Task
Every record should be repeated exactly, except that pictures are left out.
● ● ● ● ● ● ●
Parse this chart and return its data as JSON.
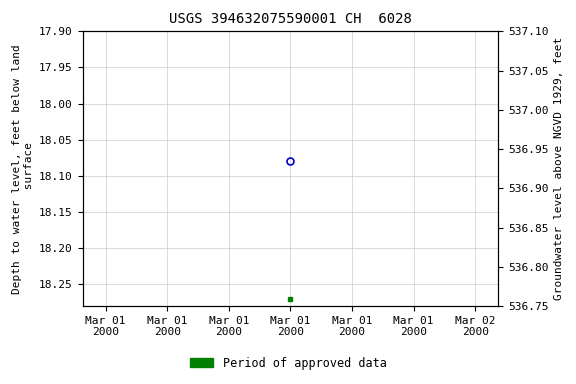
{
  "title": "USGS 394632075590001 CH  6028",
  "ylabel_left": "Depth to water level, feet below land\n surface",
  "ylabel_right": "Groundwater level above NGVD 1929, feet",
  "ylim_left_top": 17.9,
  "ylim_left_bottom": 18.28,
  "ylim_right_top": 537.1,
  "ylim_right_bottom": 536.75,
  "yticks_left": [
    17.9,
    17.95,
    18.0,
    18.05,
    18.1,
    18.15,
    18.2,
    18.25
  ],
  "yticks_right": [
    537.1,
    537.05,
    537.0,
    536.95,
    536.9,
    536.85,
    536.8,
    536.75
  ],
  "data_point_x_hours": 12,
  "data_point_y_circle": 18.08,
  "data_point_y_square": 18.27,
  "circle_color": "#0000cc",
  "square_color": "#008000",
  "grid_color": "#cccccc",
  "bg_color": "#ffffff",
  "title_fontsize": 10,
  "axis_label_fontsize": 8,
  "tick_fontsize": 8,
  "legend_label": "Period of approved data",
  "legend_color": "#008000",
  "xtick_hours": [
    0,
    4,
    8,
    12,
    16,
    20,
    24
  ],
  "xtick_labels": [
    "Mar 01\n2000",
    "Mar 01\n2000",
    "Mar 01\n2000",
    "Mar 01\n2000",
    "Mar 01\n2000",
    "Mar 01\n2000",
    "Mar 02\n2000"
  ]
}
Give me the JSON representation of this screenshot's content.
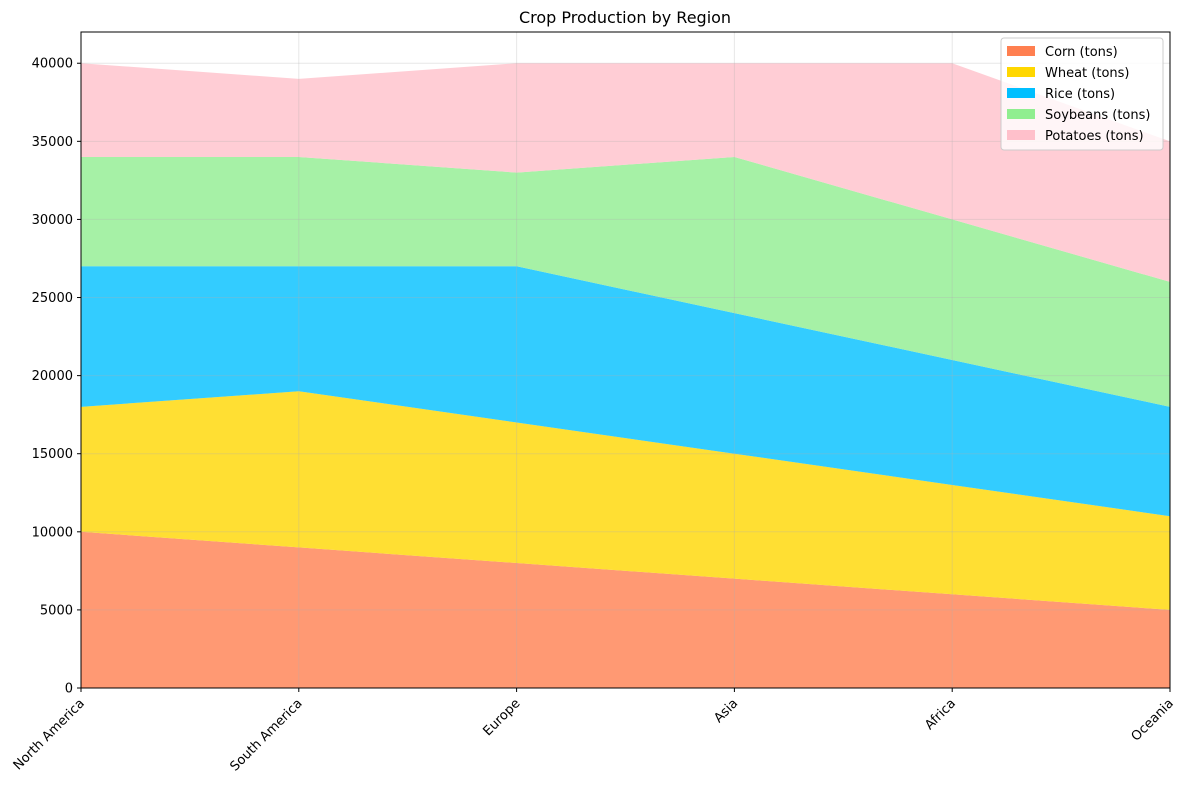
{
  "chart_data": {
    "type": "area",
    "stacked": true,
    "title": "Crop Production by Region",
    "xlabel": "",
    "ylabel": "",
    "categories": [
      "North America",
      "South America",
      "Europe",
      "Asia",
      "Africa",
      "Oceania"
    ],
    "ylim": [
      0,
      42000
    ],
    "yticks": [
      0,
      5000,
      10000,
      15000,
      20000,
      25000,
      30000,
      35000,
      40000
    ],
    "grid": true,
    "legend_position": "top-right",
    "series": [
      {
        "name": "Corn (tons)",
        "values": [
          10000,
          9000,
          8000,
          7000,
          6000,
          5000
        ],
        "color": "#FF7F50"
      },
      {
        "name": "Wheat (tons)",
        "values": [
          8000,
          10000,
          9000,
          8000,
          7000,
          6000
        ],
        "color": "#FFD700"
      },
      {
        "name": "Rice (tons)",
        "values": [
          9000,
          8000,
          10000,
          9000,
          8000,
          7000
        ],
        "color": "#00BFFF"
      },
      {
        "name": "Soybeans (tons)",
        "values": [
          7000,
          7000,
          6000,
          10000,
          9000,
          8000
        ],
        "color": "#90EE90"
      },
      {
        "name": "Potatoes (tons)",
        "values": [
          6000,
          5000,
          7000,
          6000,
          10000,
          9000
        ],
        "color": "#FFC0CB"
      }
    ]
  }
}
● ● ● ● ● ● ●
Output for this task
Parse this chart and return its data as JSON.
{
  "title": "USGS 394632075590001 CH  6028",
  "ylabel_left": "Depth to water level, feet below land\n surface",
  "ylabel_right": "Groundwater level above NGVD 1929, feet",
  "ylim_left_top": 17.9,
  "ylim_left_bottom": 18.28,
  "ylim_right_top": 537.1,
  "ylim_right_bottom": 536.75,
  "yticks_left": [
    17.9,
    17.95,
    18.0,
    18.05,
    18.1,
    18.15,
    18.2,
    18.25
  ],
  "yticks_right": [
    537.1,
    537.05,
    537.0,
    536.95,
    536.9,
    536.85,
    536.8,
    536.75
  ],
  "data_point_x_hours": 12,
  "data_point_y_circle": 18.08,
  "data_point_y_square": 18.27,
  "circle_color": "#0000cc",
  "square_color": "#008000",
  "grid_color": "#cccccc",
  "bg_color": "#ffffff",
  "title_fontsize": 10,
  "axis_label_fontsize": 8,
  "tick_fontsize": 8,
  "legend_label": "Period of approved data",
  "legend_color": "#008000",
  "xtick_hours": [
    0,
    4,
    8,
    12,
    16,
    20,
    24
  ],
  "xtick_labels": [
    "Mar 01\n2000",
    "Mar 01\n2000",
    "Mar 01\n2000",
    "Mar 01\n2000",
    "Mar 01\n2000",
    "Mar 01\n2000",
    "Mar 02\n2000"
  ]
}
Give me the JSON representation of this screenshot's content.
{
  "chart_data": {
    "type": "area",
    "stacked": true,
    "title": "Crop Production by Region",
    "xlabel": "",
    "ylabel": "",
    "categories": [
      "North America",
      "South America",
      "Europe",
      "Asia",
      "Africa",
      "Oceania"
    ],
    "ylim": [
      0,
      42000
    ],
    "yticks": [
      0,
      5000,
      10000,
      15000,
      20000,
      25000,
      30000,
      35000,
      40000
    ],
    "grid": true,
    "legend_position": "top-right",
    "series": [
      {
        "name": "Corn (tons)",
        "values": [
          10000,
          9000,
          8000,
          7000,
          6000,
          5000
        ],
        "color": "#FF7F50"
      },
      {
        "name": "Wheat (tons)",
        "values": [
          8000,
          10000,
          9000,
          8000,
          7000,
          6000
        ],
        "color": "#FFD700"
      },
      {
        "name": "Rice (tons)",
        "values": [
          9000,
          8000,
          10000,
          9000,
          8000,
          7000
        ],
        "color": "#00BFFF"
      },
      {
        "name": "Soybeans (tons)",
        "values": [
          7000,
          7000,
          6000,
          10000,
          9000,
          8000
        ],
        "color": "#90EE90"
      },
      {
        "name": "Potatoes (tons)",
        "values": [
          6000,
          5000,
          7000,
          6000,
          10000,
          9000
        ],
        "color": "#FFC0CB"
      }
    ]
  }
}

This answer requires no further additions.